* START *

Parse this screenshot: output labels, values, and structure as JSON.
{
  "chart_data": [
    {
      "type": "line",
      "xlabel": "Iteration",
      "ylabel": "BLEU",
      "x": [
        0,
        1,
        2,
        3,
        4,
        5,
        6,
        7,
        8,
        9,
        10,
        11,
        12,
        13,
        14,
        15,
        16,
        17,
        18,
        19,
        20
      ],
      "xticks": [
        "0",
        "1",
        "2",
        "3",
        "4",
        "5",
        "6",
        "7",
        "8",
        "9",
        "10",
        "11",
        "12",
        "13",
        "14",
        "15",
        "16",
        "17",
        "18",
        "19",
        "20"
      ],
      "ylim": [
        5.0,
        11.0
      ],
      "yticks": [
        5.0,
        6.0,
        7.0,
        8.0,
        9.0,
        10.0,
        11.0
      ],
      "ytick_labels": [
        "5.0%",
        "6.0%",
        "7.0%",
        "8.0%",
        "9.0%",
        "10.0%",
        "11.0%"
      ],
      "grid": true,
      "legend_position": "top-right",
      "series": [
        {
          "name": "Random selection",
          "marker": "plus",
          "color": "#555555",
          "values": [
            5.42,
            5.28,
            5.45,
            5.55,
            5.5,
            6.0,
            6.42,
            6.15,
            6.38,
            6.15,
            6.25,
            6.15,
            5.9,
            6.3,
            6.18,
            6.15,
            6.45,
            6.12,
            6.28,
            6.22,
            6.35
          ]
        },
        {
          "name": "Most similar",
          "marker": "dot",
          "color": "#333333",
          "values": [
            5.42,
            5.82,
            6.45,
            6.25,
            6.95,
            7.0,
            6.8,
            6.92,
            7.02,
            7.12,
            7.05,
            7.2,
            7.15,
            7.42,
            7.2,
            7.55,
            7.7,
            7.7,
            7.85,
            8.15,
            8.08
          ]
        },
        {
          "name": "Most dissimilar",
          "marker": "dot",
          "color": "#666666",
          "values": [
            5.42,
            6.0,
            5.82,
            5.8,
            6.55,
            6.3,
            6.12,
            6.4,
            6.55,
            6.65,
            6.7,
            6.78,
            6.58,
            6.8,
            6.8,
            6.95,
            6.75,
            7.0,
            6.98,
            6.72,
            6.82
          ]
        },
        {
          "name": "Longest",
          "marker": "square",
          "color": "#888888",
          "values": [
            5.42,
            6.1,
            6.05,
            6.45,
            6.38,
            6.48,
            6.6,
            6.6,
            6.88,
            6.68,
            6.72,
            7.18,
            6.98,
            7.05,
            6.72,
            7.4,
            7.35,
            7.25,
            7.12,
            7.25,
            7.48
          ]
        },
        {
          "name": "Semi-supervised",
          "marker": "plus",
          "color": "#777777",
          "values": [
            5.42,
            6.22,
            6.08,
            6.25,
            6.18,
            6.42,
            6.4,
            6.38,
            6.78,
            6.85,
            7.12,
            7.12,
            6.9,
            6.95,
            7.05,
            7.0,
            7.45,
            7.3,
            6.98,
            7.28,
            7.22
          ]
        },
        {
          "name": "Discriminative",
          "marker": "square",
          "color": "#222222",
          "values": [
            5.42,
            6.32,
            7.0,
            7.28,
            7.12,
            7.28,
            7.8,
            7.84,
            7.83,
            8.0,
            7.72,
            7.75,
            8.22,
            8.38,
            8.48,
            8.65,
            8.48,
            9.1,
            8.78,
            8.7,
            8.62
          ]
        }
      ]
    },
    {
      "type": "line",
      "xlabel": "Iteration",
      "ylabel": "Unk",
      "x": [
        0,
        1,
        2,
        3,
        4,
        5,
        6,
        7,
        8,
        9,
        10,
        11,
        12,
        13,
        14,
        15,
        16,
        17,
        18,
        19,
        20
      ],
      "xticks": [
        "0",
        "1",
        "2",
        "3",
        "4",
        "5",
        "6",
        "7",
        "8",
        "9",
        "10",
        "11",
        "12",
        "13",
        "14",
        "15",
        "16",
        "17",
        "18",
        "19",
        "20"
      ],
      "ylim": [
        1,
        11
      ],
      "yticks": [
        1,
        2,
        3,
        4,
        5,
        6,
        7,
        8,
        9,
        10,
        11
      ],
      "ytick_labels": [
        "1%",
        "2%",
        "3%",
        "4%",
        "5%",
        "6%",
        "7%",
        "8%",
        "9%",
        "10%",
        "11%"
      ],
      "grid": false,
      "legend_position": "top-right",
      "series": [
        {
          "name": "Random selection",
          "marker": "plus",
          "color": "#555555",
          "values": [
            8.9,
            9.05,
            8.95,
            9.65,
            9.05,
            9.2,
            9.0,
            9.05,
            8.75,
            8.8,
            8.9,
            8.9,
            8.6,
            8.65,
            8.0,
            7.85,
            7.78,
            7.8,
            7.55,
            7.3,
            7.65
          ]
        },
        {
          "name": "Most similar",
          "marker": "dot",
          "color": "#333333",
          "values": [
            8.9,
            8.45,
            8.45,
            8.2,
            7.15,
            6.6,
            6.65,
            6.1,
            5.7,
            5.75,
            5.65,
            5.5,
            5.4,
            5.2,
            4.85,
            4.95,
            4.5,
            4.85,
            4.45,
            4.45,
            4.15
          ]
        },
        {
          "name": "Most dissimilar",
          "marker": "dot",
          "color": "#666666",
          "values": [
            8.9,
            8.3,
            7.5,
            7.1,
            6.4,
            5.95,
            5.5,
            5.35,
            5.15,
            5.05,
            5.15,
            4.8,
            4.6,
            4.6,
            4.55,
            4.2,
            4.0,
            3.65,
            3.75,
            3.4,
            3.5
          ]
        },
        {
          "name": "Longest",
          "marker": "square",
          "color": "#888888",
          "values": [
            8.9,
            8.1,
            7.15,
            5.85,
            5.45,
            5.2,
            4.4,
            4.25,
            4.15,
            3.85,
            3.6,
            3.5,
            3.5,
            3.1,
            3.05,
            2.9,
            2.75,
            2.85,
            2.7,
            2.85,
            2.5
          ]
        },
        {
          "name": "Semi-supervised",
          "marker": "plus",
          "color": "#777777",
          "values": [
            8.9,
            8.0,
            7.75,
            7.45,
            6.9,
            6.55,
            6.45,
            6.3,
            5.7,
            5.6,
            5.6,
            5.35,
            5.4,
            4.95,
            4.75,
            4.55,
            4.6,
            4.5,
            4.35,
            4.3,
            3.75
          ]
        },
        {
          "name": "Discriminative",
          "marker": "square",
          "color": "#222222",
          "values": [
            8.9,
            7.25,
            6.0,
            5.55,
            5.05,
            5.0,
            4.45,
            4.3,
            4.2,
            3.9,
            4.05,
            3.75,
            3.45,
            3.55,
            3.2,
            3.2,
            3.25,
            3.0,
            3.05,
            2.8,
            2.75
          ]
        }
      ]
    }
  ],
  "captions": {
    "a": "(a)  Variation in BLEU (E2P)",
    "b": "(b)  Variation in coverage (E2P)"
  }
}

* END *

◆ **TO DO**
All of the material above needs to be copied exactly.

◆ **WORKED SOLUTION**
Parse this screenshot: output labels, values, and structure as JSON.
{
  "chart_data": [
    {
      "type": "line",
      "xlabel": "Iteration",
      "ylabel": "BLEU",
      "x": [
        0,
        1,
        2,
        3,
        4,
        5,
        6,
        7,
        8,
        9,
        10,
        11,
        12,
        13,
        14,
        15,
        16,
        17,
        18,
        19,
        20
      ],
      "xticks": [
        "0",
        "1",
        "2",
        "3",
        "4",
        "5",
        "6",
        "7",
        "8",
        "9",
        "10",
        "11",
        "12",
        "13",
        "14",
        "15",
        "16",
        "17",
        "18",
        "19",
        "20"
      ],
      "ylim": [
        5.0,
        11.0
      ],
      "yticks": [
        5.0,
        6.0,
        7.0,
        8.0,
        9.0,
        10.0,
        11.0
      ],
      "ytick_labels": [
        "5.0%",
        "6.0%",
        "7.0%",
        "8.0%",
        "9.0%",
        "10.0%",
        "11.0%"
      ],
      "grid": true,
      "legend_position": "top-right",
      "series": [
        {
          "name": "Random selection",
          "marker": "plus",
          "color": "#555555",
          "values": [
            5.42,
            5.28,
            5.45,
            5.55,
            5.5,
            6.0,
            6.42,
            6.15,
            6.38,
            6.15,
            6.25,
            6.15,
            5.9,
            6.3,
            6.18,
            6.15,
            6.45,
            6.12,
            6.28,
            6.22,
            6.35
          ]
        },
        {
          "name": "Most similar",
          "marker": "dot",
          "color": "#333333",
          "values": [
            5.42,
            5.82,
            6.45,
            6.25,
            6.95,
            7.0,
            6.8,
            6.92,
            7.02,
            7.12,
            7.05,
            7.2,
            7.15,
            7.42,
            7.2,
            7.55,
            7.7,
            7.7,
            7.85,
            8.15,
            8.08
          ]
        },
        {
          "name": "Most dissimilar",
          "marker": "dot",
          "color": "#666666",
          "values": [
            5.42,
            6.0,
            5.82,
            5.8,
            6.55,
            6.3,
            6.12,
            6.4,
            6.55,
            6.65,
            6.7,
            6.78,
            6.58,
            6.8,
            6.8,
            6.95,
            6.75,
            7.0,
            6.98,
            6.72,
            6.82
          ]
        },
        {
          "name": "Longest",
          "marker": "square",
          "color": "#888888",
          "values": [
            5.42,
            6.1,
            6.05,
            6.45,
            6.38,
            6.48,
            6.6,
            6.6,
            6.88,
            6.68,
            6.72,
            7.18,
            6.98,
            7.05,
            6.72,
            7.4,
            7.35,
            7.25,
            7.12,
            7.25,
            7.48
          ]
        },
        {
          "name": "Semi-supervised",
          "marker": "plus",
          "color": "#777777",
          "values": [
            5.42,
            6.22,
            6.08,
            6.25,
            6.18,
            6.42,
            6.4,
            6.38,
            6.78,
            6.85,
            7.12,
            7.12,
            6.9,
            6.95,
            7.05,
            7.0,
            7.45,
            7.3,
            6.98,
            7.28,
            7.22
          ]
        },
        {
          "name": "Discriminative",
          "marker": "square",
          "color": "#222222",
          "values": [
            5.42,
            6.32,
            7.0,
            7.28,
            7.12,
            7.28,
            7.8,
            7.84,
            7.83,
            8.0,
            7.72,
            7.75,
            8.22,
            8.38,
            8.48,
            8.65,
            8.48,
            9.1,
            8.78,
            8.7,
            8.62
          ]
        }
      ]
    },
    {
      "type": "line",
      "xlabel": "Iteration",
      "ylabel": "Unk",
      "x": [
        0,
        1,
        2,
        3,
        4,
        5,
        6,
        7,
        8,
        9,
        10,
        11,
        12,
        13,
        14,
        15,
        16,
        17,
        18,
        19,
        20
      ],
      "xticks": [
        "0",
        "1",
        "2",
        "3",
        "4",
        "5",
        "6",
        "7",
        "8",
        "9",
        "10",
        "11",
        "12",
        "13",
        "14",
        "15",
        "16",
        "17",
        "18",
        "19",
        "20"
      ],
      "ylim": [
        1,
        11
      ],
      "yticks": [
        1,
        2,
        3,
        4,
        5,
        6,
        7,
        8,
        9,
        10,
        11
      ],
      "ytick_labels": [
        "1%",
        "2%",
        "3%",
        "4%",
        "5%",
        "6%",
        "7%",
        "8%",
        "9%",
        "10%",
        "11%"
      ],
      "grid": false,
      "legend_position": "top-right",
      "series": [
        {
          "name": "Random selection",
          "marker": "plus",
          "color": "#555555",
          "values": [
            8.9,
            9.05,
            8.95,
            9.65,
            9.05,
            9.2,
            9.0,
            9.05,
            8.75,
            8.8,
            8.9,
            8.9,
            8.6,
            8.65,
            8.0,
            7.85,
            7.78,
            7.8,
            7.55,
            7.3,
            7.65
          ]
        },
        {
          "name": "Most similar",
          "marker": "dot",
          "color": "#333333",
          "values": [
            8.9,
            8.45,
            8.45,
            8.2,
            7.15,
            6.6,
            6.65,
            6.1,
            5.7,
            5.75,
            5.65,
            5.5,
            5.4,
            5.2,
            4.85,
            4.95,
            4.5,
            4.85,
            4.45,
            4.45,
            4.15
          ]
        },
        {
          "name": "Most dissimilar",
          "marker": "dot",
          "color": "#666666",
          "values": [
            8.9,
            8.3,
            7.5,
            7.1,
            6.4,
            5.95,
            5.5,
            5.35,
            5.15,
            5.05,
            5.15,
            4.8,
            4.6,
            4.6,
            4.55,
            4.2,
            4.0,
            3.65,
            3.75,
            3.4,
            3.5
          ]
        },
        {
          "name": "Longest",
          "marker": "square",
          "color": "#888888",
          "values": [
            8.9,
            8.1,
            7.15,
            5.85,
            5.45,
            5.2,
            4.4,
            4.25,
            4.15,
            3.85,
            3.6,
            3.5,
            3.5,
            3.1,
            3.05,
            2.9,
            2.75,
            2.85,
            2.7,
            2.85,
            2.5
          ]
        },
        {
          "name": "Semi-supervised",
          "marker": "plus",
          "color": "#777777",
          "values": [
            8.9,
            8.0,
            7.75,
            7.45,
            6.9,
            6.55,
            6.45,
            6.3,
            5.7,
            5.6,
            5.6,
            5.35,
            5.4,
            4.95,
            4.75,
            4.55,
            4.6,
            4.5,
            4.35,
            4.3,
            3.75
          ]
        },
        {
          "name": "Discriminative",
          "marker": "square",
          "color": "#222222",
          "values": [
            8.9,
            7.25,
            6.0,
            5.55,
            5.05,
            5.0,
            4.45,
            4.3,
            4.2,
            3.9,
            4.05,
            3.75,
            3.45,
            3.55,
            3.2,
            3.2,
            3.25,
            3.0,
            3.05,
            2.8,
            2.75
          ]
        }
      ]
    }
  ],
  "captions": {
    "a": "(a)  Variation in BLEU (E2P)",
    "b": "(b)  Variation in coverage (E2P)"
  }
}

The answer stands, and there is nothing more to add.